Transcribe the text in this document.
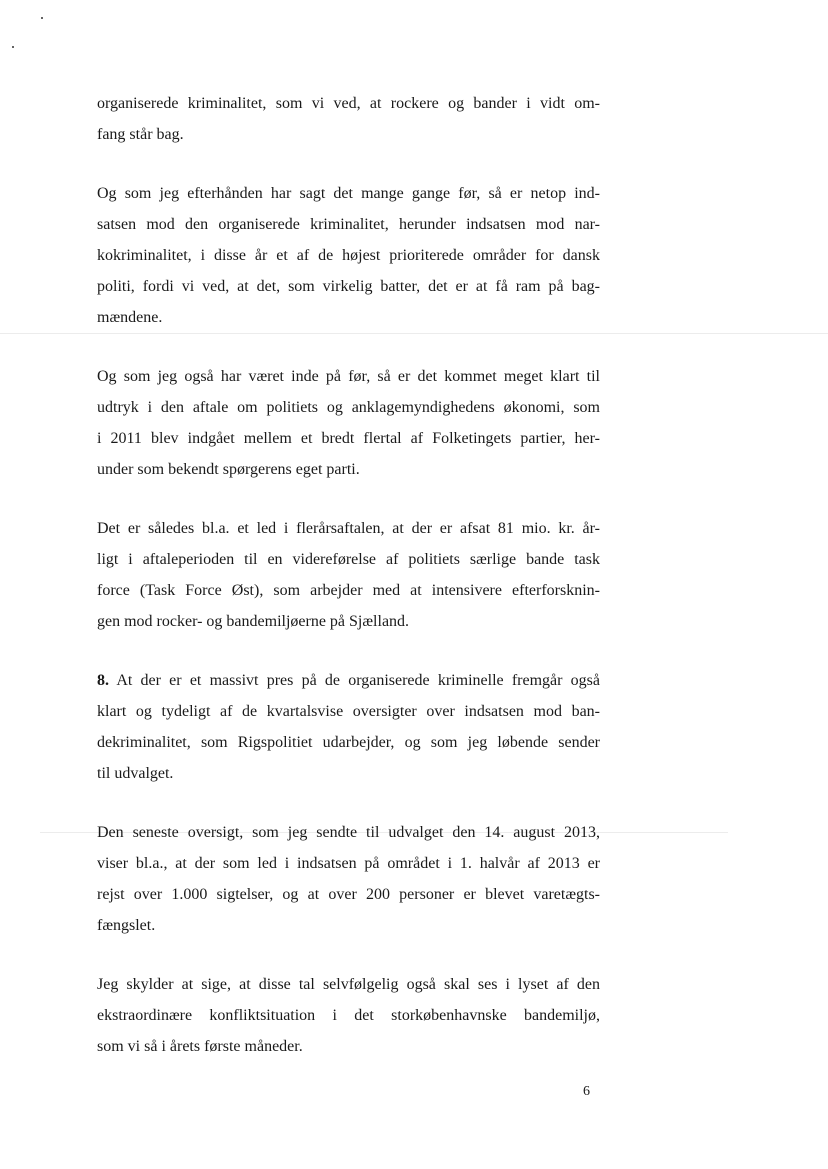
organiserede kriminalitet, som vi ved, at rockere og bander i vidt om-
fang står bag.

Og som jeg efterhånden har sagt det mange gange før, så er netop ind-
satsen mod den organiserede kriminalitet, herunder indsatsen mod nar-
kokriminalitet, i disse år et af de højest prioriterede områder for dansk
politi, fordi vi ved, at det, som virkelig batter, det er at få ram på bag-
mændene.

Og som jeg også har været inde på før, så er det kommet meget klart til
udtryk i den aftale om politiets og anklagemyndighedens økonomi, som
i 2011 blev indgået mellem et bredt flertal af Folketingets partier, her-
under som bekendt spørgerens eget parti.

Det er således bl.a. et led i flerårsaftalen, at der er afsat 81 mio. kr. år-
ligt i aftaleperioden til en videreførelse af politiets særlige bande task
force (Task Force Øst), som arbejder med at intensivere efterforsknin-
gen mod rocker- og bandemiljøerne på Sjælland.

8. At der er et massivt pres på de organiserede kriminelle fremgår også
klart og tydeligt af de kvartalsvise oversigter over indsatsen mod ban-
dekriminalitet, som Rigspolitiet udarbejder, og som jeg løbende sender
til udvalget.

Den seneste oversigt, som jeg sendte til udvalget den 14. august 2013,
viser bl.a., at der som led i indsatsen på området i 1. halvår af 2013 er
rejst over 1.000 sigtelser, og at over 200 personer er blevet varetægts-
fængslet.

Jeg skylder at sige, at disse tal selvfølgelig også skal ses i lyset af den
ekstraordinære konfliktsituation i det storkøbenhavnske bandemiljø,
som vi så i årets første måneder.

6
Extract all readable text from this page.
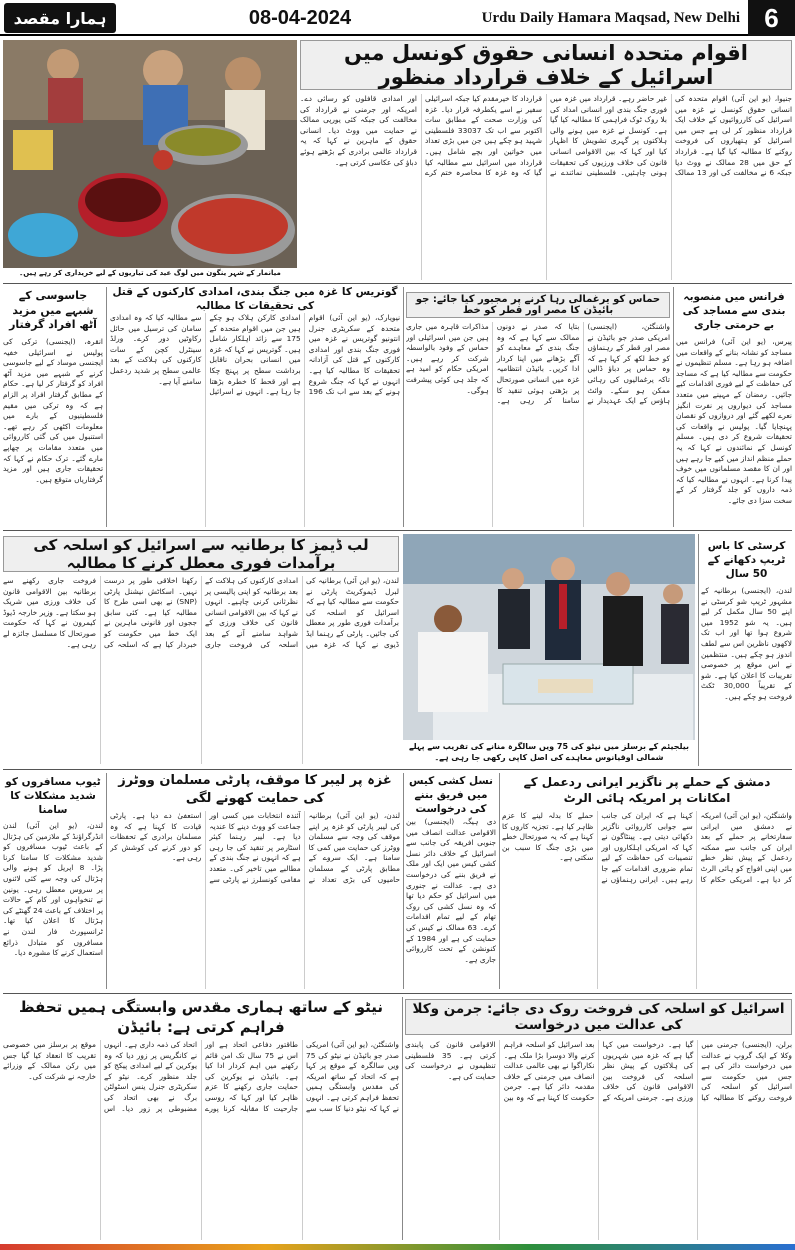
ہمارا مقصد	08-04-2024	Urdu Daily Hamara Maqsad, New Delhi 6
میانمار کے شہر ینگون میں لوگ عید کی تیاریوں کے لیے خریداری کر رہے ہیں۔
اقوام متحدہ انسانی حقوق کونسل میں اسرائیل کے خلاف قرارداد منظور
جنیوا، (یو این آئی) اقوام متحدہ کی انسانی حقوق کونسل نے غزہ میں اسرائیل کی کارروائیوں کے خلاف ایک قرارداد منظور کر لی ہے جس میں اسرائیل کو ہتھیاروں کی فروخت روکنے کا مطالبہ کیا گیا ہے۔ قرارداد کے حق میں 28 ممالک نے ووٹ دیا جبکہ 6 نے مخالفت کی اور 13 ممالک غیر حاضر رہے۔ قرارداد میں غزہ میں فوری جنگ بندی اور انسانی امداد کی بلا روک ٹوک فراہمی کا مطالبہ کیا گیا ہے۔ کونسل نے غزہ میں ہونے والی ہلاکتوں پر گہری تشویش کا اظہار کیا اور کہا کہ بین الاقوامی انسانی قانون کی خلاف ورزیوں کی تحقیقات ہونی چاہئیں۔ فلسطینی نمائندے نے قرارداد کا خیرمقدم کیا جبکہ اسرائیلی سفیر نے اسے یکطرفہ قرار دیا۔ غزہ کی وزارت صحت کے مطابق سات اکتوبر سے اب تک 33037 فلسطینی شہید ہو چکے ہیں جن میں بڑی تعداد میں خواتین اور بچے شامل ہیں۔ قرارداد میں اسرائیل سے مطالبہ کیا گیا کہ وہ غزہ کا محاصرہ ختم کرے اور امدادی قافلوں کو رسائی دے۔ امریکہ اور جرمنی نے قرارداد کی مخالفت کی جبکہ کئی یورپی ممالک نے حمایت میں ووٹ دیا۔ انسانی حقوق کے ماہرین نے کہا کہ یہ قرارداد عالمی برادری کے بڑھتے ہوئے دباؤ کی عکاسی کرتی ہے۔
جاسوسی کے شبہے میں مزید آٹھ افراد گرفتار
انقرہ، (ایجنسی) ترکی کی پولیس نے اسرائیلی خفیہ ایجنسی موساد کے لیے جاسوسی کرنے کے شبہے میں مزید آٹھ افراد کو گرفتار کر لیا ہے۔ حکام کے مطابق گرفتار افراد پر الزام ہے کہ وہ ترکی میں مقیم فلسطینیوں کے بارے میں معلومات اکٹھی کر رہے تھے۔ استنبول میں کی گئی کارروائی میں متعدد مقامات پر چھاپے مارے گئے۔ ترک حکام نے کہا کہ تحقیقات جاری ہیں اور مزید گرفتاریاں متوقع ہیں۔
گوتریس کا غزہ میں جنگ بندی، امدادی کارکنوں کے قتل کی تحقیقات کا مطالبہ
نیویارک، (یو این آئی) اقوام متحدہ کے سکریٹری جنرل انتونیو گوتریس نے غزہ میں فوری جنگ بندی اور امدادی کارکنوں کے قتل کی آزادانہ تحقیقات کا مطالبہ کیا ہے۔ انہوں نے کہا کہ جنگ شروع ہونے کے بعد سے اب تک 196 امدادی کارکن ہلاک ہو چکے ہیں جن میں اقوام متحدہ کے 175 سے زائد اہلکار شامل ہیں۔ گوتریس نے کہا کہ غزہ میں انسانی بحران ناقابل برداشت سطح پر پہنچ چکا ہے اور قحط کا خطرہ بڑھتا جا رہا ہے۔ انہوں نے اسرائیل سے مطالبہ کیا کہ وہ امدادی سامان کی ترسیل میں حائل رکاوٹیں دور کرے۔ ورلڈ سینٹرل کچن کے سات کارکنوں کی ہلاکت کے بعد عالمی سطح پر شدید ردعمل سامنے آیا ہے۔
حماس کو یرغمالی رہا کرنے پر مجبور کیا جائے: جو بائیڈن کا مصر اور قطر کو خط
واشنگٹن، (ایجنسی) امریکی صدر جو بائیڈن نے مصر اور قطر کے رہنماؤں کو خط لکھ کر کہا ہے کہ وہ حماس پر دباؤ ڈالیں تاکہ یرغمالیوں کی رہائی ممکن ہو سکے۔ وائٹ ہاؤس کے ایک عہدیدار نے بتایا کہ صدر نے دونوں ممالک سے کہا ہے کہ وہ جنگ بندی کے معاہدے کو آگے بڑھانے میں اپنا کردار ادا کریں۔ بائیڈن انتظامیہ غزہ میں انسانی صورتحال پر بڑھتی ہوئی تنقید کا سامنا کر رہی ہے۔ مذاکرات قاہرہ میں جاری ہیں جن میں اسرائیلی اور حماس کے وفود بالواسطہ شرکت کر رہے ہیں۔ امریکی حکام کو امید ہے کہ جلد ہی کوئی پیشرفت ہوگی۔
فرانس میں منصوبہ بندی سے مساجد کی بے حرمتی جاری
پیرس، (یو این آئی) فرانس میں مساجد کو نشانہ بنانے کے واقعات میں اضافہ ہو رہا ہے۔ مسلم تنظیموں نے حکومت سے مطالبہ کیا ہے کہ مساجد کی حفاظت کے لیے فوری اقدامات کیے جائیں۔ رمضان کے مہینے میں متعدد مساجد کی دیواروں پر نفرت انگیز نعرے لکھے گئے اور دروازوں کو نقصان پہنچایا گیا۔ پولیس نے واقعات کی تحقیقات شروع کر دی ہیں۔ مسلم کونسل کے نمائندوں نے کہا کہ یہ حملے منظم انداز میں کیے جا رہے ہیں اور ان کا مقصد مسلمانوں میں خوف پیدا کرنا ہے۔ انہوں نے مطالبہ کیا کہ ذمہ داروں کو جلد گرفتار کر کے سخت سزا دی جائے۔
لب ڈیمز کا برطانیہ سے اسرائیل کو اسلحہ کی برآمدات فوری معطل کرنے کا مطالبہ
لندن، (یو این آئی) برطانیہ کی لبرل ڈیموکریٹ پارٹی نے حکومت سے مطالبہ کیا ہے کہ اسرائیل کو اسلحہ کی برآمدات فوری طور پر معطل کی جائیں۔ پارٹی کے رہنما ایڈ ڈیوی نے کہا کہ غزہ میں امدادی کارکنوں کی ہلاکت کے بعد برطانیہ کو اپنی پالیسی پر نظرثانی کرنی چاہیے۔ انہوں نے کہا کہ بین الاقوامی انسانی قانون کی خلاف ورزی کے شواہد سامنے آنے کے بعد اسلحہ کی فروخت جاری رکھنا اخلاقی طور پر درست نہیں۔ اسکاٹش نیشنل پارٹی (SNP) نے بھی اسی طرح کا مطالبہ کیا ہے۔ کئی سابق ججوں اور قانونی ماہرین نے ایک خط میں حکومت کو خبردار کیا ہے کہ اسلحہ کی فروخت جاری رکھنے سے برطانیہ بین الاقوامی قانون کی خلاف ورزی میں شریک ہو سکتا ہے۔ وزیر خارجہ ڈیوڈ کیمرون نے کہا کہ حکومت صورتحال کا مسلسل جائزہ لے رہی ہے۔
بیلجیئم کے برسلز میں نیٹو کی 75 ویں سالگرہ منانے کی تقریب سے پہلے شمالی اوقیانوس معاہدے کی اصل کاپی رکھی جا رہی ہے۔
کرسٹی کا باس ٹریپ دکھانے کے 50 سال
لندن، (ایجنسی) برطانیہ کے مشہور ٹریپ شو کرسٹی نے اپنے 50 سال مکمل کر لیے ہیں۔ یہ شو 1952 میں شروع ہوا تھا اور اب تک لاکھوں ناظرین اس سے لطف اندوز ہو چکے ہیں۔ منتظمین نے اس موقع پر خصوصی تقریبات کا اعلان کیا ہے۔ شو کے تقریباً 30,000 ٹکٹ فروخت ہو چکے ہیں۔
ٹیوب مسافروں کو شدید مشکلات کا سامنا
لندن، (یو این آئی) لندن انڈرگراؤنڈ کے ملازمین کی ہڑتال کے باعث ٹیوب مسافروں کو شدید مشکلات کا سامنا کرنا پڑا۔ 8 اپریل کو ہونے والی ہڑتال کی وجہ سے کئی لائنوں پر سروس معطل رہی۔ یونین نے تنخواہوں اور کام کے حالات پر اختلاف کے باعث 24 گھنٹے کی ہڑتال کا اعلان کیا تھا۔ ٹرانسپورٹ فار لندن نے مسافروں کو متبادل ذرائع استعمال کرنے کا مشورہ دیا۔
غزہ پر لیبر کا موقف، پارٹی مسلمان ووٹرز کی حمایت کھونے لگی
لندن، (یو این آئی) برطانیہ کی لیبر پارٹی کو غزہ پر اپنے موقف کی وجہ سے مسلمان ووٹرز کی حمایت میں کمی کا سامنا ہے۔ ایک سروے کے مطابق پارٹی کے مسلمان حامیوں کی بڑی تعداد نے آئندہ انتخابات میں کسی اور جماعت کو ووٹ دینے کا عندیہ دیا ہے۔ لیبر رہنما کیئر اسٹارمر پر تنقید کی جا رہی ہے کہ انہوں نے جنگ بندی کے مطالبے میں تاخیر کی۔ متعدد مقامی کونسلرز نے پارٹی سے استعفیٰ دے دیا ہے۔ پارٹی قیادت کا کہنا ہے کہ وہ مسلمان برادری کے تحفظات کو دور کرنے کی کوشش کر رہی ہے۔
نسل کشی کیس میں فریق بننے کی درخواست
دی ہیگ، (ایجنسی) بین الاقوامی عدالت انصاف میں جنوبی افریقہ کی جانب سے اسرائیل کے خلاف دائر نسل کشی کیس میں ایک اور ملک نے فریق بننے کی درخواست دی ہے۔ عدالت نے جنوری میں اسرائیل کو حکم دیا تھا کہ وہ نسل کشی کی روک تھام کے لیے تمام اقدامات کرے۔ 63 ممالک نے کیس کی حمایت کی ہے اور 1984 کے کنونشن کے تحت کارروائی جاری ہے۔
دمشق کے حملے پر ناگزیر ایرانی ردعمل کے امکانات پر امریکہ ہائی الرٹ
واشنگٹن، (یو این آئی) امریکہ نے دمشق میں ایرانی سفارتخانے پر حملے کے بعد ایران کی جانب سے ممکنہ ردعمل کے پیش نظر خطے میں اپنی افواج کو ہائی الرٹ کر دیا ہے۔ امریکی حکام کا کہنا ہے کہ ایران کی جانب سے جوابی کارروائی ناگزیر دکھائی دیتی ہے۔ پینٹاگون نے کہا کہ امریکی اہلکاروں اور تنصیبات کی حفاظت کے لیے تمام ضروری اقدامات کیے جا رہے ہیں۔ ایرانی رہنماؤں نے حملے کا بدلہ لینے کا عزم ظاہر کیا ہے۔ تجزیہ کاروں کا کہنا ہے کہ یہ صورتحال خطے میں بڑی جنگ کا سبب بن سکتی ہے۔
نیٹو کے ساتھ ہماری مقدس وابستگی ہمیں تحفظ فراہم کرتی ہے: بائیڈن
واشنگٹن، (یو این آئی) امریکی صدر جو بائیڈن نے نیٹو کی 75 ویں سالگرہ کے موقع پر کہا ہے کہ اتحاد کے ساتھ امریکہ کی مقدس وابستگی ہمیں تحفظ فراہم کرتی ہے۔ انہوں نے کہا کہ نیٹو دنیا کا سب سے طاقتور دفاعی اتحاد ہے اور اس نے 75 سال تک امن قائم رکھنے میں اہم کردار ادا کیا ہے۔ بائیڈن نے یوکرین کی حمایت جاری رکھنے کا عزم ظاہر کیا اور کہا کہ روسی جارحیت کا مقابلہ کرنا پورے اتحاد کی ذمہ داری ہے۔ انہوں نے کانگریس پر زور دیا کہ وہ یوکرین کے لیے امدادی پیکج کو جلد منظور کرے۔ نیٹو کے سکریٹری جنرل ینس اسٹولٹن برگ نے بھی اتحاد کی مضبوطی پر زور دیا۔ اس موقع پر برسلز میں خصوصی تقریب کا انعقاد کیا گیا جس میں رکن ممالک کے وزرائے خارجہ نے شرکت کی۔
اسرائیل کو اسلحہ کی فروخت روک دی جائے: جرمن وکلا کی عدالت میں درخواست
برلن، (ایجنسی) جرمنی میں وکلا کے ایک گروپ نے عدالت میں درخواست دائر کی ہے جس میں حکومت سے اسرائیل کو اسلحہ کی فروخت روکنے کا مطالبہ کیا گیا ہے۔ درخواست میں کہا گیا ہے کہ غزہ میں شہریوں کی ہلاکتوں کے پیش نظر اسلحہ کی فروخت بین الاقوامی قانون کی خلاف ورزی ہے۔ جرمنی امریکہ کے بعد اسرائیل کو اسلحہ فراہم کرنے والا دوسرا بڑا ملک ہے۔ نکاراگوا نے بھی عالمی عدالت انصاف میں جرمنی کے خلاف مقدمہ دائر کیا ہے۔ جرمن حکومت کا کہنا ہے کہ وہ بین الاقوامی قانون کی پابندی کرتی ہے۔ 35 فلسطینی تنظیموں نے درخواست کی حمایت کی ہے۔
◇ ◇ ◇ ◇ ◇
§ Required work
Copy each line of the listing in which the word "ٹیوب" can be found.

§ Output for this exercise
ٹیوب مسافروں کو شدید مشکلات کا سامنا
لندن، (یو این آئی) لندن انڈرگراؤنڈ کے ملازمین کی ہڑتال کے باعث ٹیوب مسافروں کو شدید مشکلات کا سامنا کرنا پڑا۔ 8 اپریل کو ہونے والی ہڑتال کی وجہ سے کئی لائنوں پر سروس معطل رہی۔ یونین نے تنخواہوں اور کام کے حالات پر اختلاف کے باعث 24 گھنٹے کی ہڑتال کا اعلان کیا تھا۔ ٹرانسپورٹ فار لندن نے مسافروں کو متبادل ذرائع استعمال کرنے کا مشورہ دیا۔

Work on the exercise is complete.